No hay margen para las equivocaciones. Los actores de la actividad azucarera, más los gobiernos, deben sentarse en una misma mesa para evitar una catástrofe, similar a la acontecida en 1966. Y Jorge Rocchia Ferro, titular de Los Balcanes y de la Unión Industrial de Tucumán, dice esto no con una mirada apocalíptica, sino de los síntomas que se perciben en el sector azucarero: falta de financiamiento, superproducción y caída de precios, enumera en la entrevista que concedió a LA GACETA.

-¿Cómo está la actividad hoy?

* TAREAS A REALIZAR:
A. Responde según el texto sobre la actividad azucarera:
(i) ¿En qué año ocurrió la catástrofe que se quiere evitar?
(ii) ¿Qué dos cargos ocupa Jorge Rocchia Ferro?
(iii) ¿A qué medio le dio la entrevista?
B. Retoma el texto sobre la actividad azucarera y sigue escribiendo a partir de la pregunta con la que termina.

* DATOS DISPONIBLES:
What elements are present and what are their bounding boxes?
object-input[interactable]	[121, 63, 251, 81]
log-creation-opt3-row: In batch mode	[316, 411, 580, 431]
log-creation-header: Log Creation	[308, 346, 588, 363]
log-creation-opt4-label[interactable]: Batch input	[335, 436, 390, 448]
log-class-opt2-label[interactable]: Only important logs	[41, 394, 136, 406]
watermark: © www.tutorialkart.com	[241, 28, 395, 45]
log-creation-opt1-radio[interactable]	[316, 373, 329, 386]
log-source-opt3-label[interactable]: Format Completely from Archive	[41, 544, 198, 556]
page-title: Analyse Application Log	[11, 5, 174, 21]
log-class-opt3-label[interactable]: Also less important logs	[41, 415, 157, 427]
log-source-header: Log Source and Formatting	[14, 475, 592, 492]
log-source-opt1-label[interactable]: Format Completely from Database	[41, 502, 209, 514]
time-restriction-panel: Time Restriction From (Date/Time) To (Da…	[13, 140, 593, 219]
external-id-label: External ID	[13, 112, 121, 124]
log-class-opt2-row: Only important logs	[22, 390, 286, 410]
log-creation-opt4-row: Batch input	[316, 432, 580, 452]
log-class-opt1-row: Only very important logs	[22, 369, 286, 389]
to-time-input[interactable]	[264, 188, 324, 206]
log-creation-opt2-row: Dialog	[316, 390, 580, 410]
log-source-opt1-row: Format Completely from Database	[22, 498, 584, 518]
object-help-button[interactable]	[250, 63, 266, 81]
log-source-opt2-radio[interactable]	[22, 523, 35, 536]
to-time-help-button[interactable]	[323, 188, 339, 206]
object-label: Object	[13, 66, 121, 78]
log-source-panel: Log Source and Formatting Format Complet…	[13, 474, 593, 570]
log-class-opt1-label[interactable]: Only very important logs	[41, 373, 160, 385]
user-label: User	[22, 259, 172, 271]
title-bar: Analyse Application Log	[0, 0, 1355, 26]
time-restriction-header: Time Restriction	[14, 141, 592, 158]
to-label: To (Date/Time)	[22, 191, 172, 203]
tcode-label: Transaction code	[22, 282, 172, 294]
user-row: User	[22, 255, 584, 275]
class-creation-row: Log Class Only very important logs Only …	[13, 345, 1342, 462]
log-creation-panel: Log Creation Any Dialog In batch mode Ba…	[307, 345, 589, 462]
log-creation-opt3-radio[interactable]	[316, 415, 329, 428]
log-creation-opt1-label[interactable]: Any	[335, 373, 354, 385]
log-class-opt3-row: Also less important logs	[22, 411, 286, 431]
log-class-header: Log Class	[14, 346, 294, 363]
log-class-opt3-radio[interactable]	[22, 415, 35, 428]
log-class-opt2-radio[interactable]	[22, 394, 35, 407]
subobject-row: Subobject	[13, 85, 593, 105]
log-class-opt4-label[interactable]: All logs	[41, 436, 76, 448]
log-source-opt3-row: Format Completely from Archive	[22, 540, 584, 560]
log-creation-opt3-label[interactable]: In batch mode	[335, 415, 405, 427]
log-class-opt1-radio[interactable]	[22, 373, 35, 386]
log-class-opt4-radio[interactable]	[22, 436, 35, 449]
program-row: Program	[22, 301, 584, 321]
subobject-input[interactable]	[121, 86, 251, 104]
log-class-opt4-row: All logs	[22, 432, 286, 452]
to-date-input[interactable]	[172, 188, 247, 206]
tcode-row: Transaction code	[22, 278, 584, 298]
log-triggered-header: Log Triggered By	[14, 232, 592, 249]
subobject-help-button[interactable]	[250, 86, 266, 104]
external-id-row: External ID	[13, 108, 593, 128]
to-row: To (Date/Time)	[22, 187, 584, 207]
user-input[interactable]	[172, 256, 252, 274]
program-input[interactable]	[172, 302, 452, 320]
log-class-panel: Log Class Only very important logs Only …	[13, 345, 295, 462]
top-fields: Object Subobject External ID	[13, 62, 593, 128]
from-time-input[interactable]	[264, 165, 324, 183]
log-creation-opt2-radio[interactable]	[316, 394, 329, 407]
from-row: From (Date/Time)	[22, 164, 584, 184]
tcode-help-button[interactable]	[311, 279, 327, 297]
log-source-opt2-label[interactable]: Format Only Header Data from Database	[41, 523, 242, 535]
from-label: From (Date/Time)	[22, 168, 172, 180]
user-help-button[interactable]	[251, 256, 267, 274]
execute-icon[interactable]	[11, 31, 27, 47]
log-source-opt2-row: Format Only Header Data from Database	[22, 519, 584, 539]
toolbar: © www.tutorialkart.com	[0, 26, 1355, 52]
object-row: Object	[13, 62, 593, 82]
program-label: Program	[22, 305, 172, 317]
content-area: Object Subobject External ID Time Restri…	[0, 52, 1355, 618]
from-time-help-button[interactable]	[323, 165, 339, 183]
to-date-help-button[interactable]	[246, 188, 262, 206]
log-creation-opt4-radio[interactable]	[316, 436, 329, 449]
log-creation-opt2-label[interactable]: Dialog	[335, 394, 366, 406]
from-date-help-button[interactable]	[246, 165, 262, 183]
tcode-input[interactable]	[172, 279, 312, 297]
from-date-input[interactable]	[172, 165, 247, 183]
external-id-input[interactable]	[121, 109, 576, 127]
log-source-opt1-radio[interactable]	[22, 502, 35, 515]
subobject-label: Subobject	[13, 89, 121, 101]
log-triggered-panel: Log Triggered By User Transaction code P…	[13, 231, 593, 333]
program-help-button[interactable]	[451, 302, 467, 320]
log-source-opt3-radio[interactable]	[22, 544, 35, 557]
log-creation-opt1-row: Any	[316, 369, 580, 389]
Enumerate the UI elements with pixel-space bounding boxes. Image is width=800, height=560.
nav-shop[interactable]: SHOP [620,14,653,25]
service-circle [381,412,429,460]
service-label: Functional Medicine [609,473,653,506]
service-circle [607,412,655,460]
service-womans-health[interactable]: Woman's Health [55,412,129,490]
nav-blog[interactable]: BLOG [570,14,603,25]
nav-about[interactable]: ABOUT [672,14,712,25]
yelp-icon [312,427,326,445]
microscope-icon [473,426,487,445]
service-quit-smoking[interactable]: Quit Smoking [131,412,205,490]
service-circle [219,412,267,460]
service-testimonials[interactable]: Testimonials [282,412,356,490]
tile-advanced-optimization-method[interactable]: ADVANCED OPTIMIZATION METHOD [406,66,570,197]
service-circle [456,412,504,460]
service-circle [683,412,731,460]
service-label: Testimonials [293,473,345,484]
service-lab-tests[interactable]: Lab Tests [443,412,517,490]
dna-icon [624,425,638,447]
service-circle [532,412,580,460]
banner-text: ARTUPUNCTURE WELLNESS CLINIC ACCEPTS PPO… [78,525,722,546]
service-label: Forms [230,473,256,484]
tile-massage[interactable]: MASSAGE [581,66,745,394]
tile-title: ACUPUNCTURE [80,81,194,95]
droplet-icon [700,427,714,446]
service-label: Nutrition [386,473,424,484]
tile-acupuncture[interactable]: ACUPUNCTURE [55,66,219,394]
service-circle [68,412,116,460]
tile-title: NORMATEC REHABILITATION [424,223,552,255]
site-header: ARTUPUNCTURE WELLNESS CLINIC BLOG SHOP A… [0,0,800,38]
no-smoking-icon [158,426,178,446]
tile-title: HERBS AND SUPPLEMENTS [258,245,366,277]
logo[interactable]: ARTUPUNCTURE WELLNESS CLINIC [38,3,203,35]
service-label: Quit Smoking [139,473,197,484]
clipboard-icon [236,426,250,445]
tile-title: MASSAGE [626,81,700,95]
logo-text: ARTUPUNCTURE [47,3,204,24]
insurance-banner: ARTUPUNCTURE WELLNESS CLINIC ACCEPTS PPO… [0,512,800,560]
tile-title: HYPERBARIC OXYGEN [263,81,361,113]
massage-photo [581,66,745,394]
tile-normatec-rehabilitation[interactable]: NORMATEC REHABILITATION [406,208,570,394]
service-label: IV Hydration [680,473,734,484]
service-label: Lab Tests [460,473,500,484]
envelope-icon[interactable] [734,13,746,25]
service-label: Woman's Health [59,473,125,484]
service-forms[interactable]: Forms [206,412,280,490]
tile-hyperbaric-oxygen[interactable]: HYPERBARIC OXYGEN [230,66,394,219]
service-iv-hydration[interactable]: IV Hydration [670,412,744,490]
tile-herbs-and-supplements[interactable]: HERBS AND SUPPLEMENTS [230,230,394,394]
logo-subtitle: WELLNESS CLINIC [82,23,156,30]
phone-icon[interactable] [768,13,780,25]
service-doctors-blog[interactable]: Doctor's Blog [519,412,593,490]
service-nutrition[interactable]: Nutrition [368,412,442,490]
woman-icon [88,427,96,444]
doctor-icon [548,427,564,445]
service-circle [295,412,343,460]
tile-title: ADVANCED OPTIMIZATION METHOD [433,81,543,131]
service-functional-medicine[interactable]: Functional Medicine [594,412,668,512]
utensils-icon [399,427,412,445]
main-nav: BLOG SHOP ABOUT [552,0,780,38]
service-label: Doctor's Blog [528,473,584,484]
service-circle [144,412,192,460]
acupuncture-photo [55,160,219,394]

* RESPUESTAS DEL EJERCICIO:
A.
(i) En 1966.
(ii) Es titular de Los Balcanes y de la Unión Industrial de Tucumán.
(iii) A LA GACETA.

B.
-Tenés dos ingenios que definitivamente ya no muelen esta temporada. El financiamiento es cero y no hay warrants. La presión tributaria es tremenda. Tampoco tenés un escenario de confianza. Vemos que empresas importante como Balcarce y tantas otras están en concurso. La cadena de pago está absolutamente rota y no sabés a quién le vas a vender el azúcar. El precio del bioetanol está caído y en el medio nos han cambiado entre siete y nueve veces la fórmula. Un panorama hacia adelante que no sabemos si la totalidad de los ingenios (hay 15 en la provincia) va a moler todos, en un mercado en el que el mundo te exige ser más competitivo y eficiente. Para lograr eso hay que invertir y hoy no muchos están en condiciones de hacerlo. La ley del bioetanol termina en 2021. Vamos a tener que competir probablemente con el alcohol de Brasil.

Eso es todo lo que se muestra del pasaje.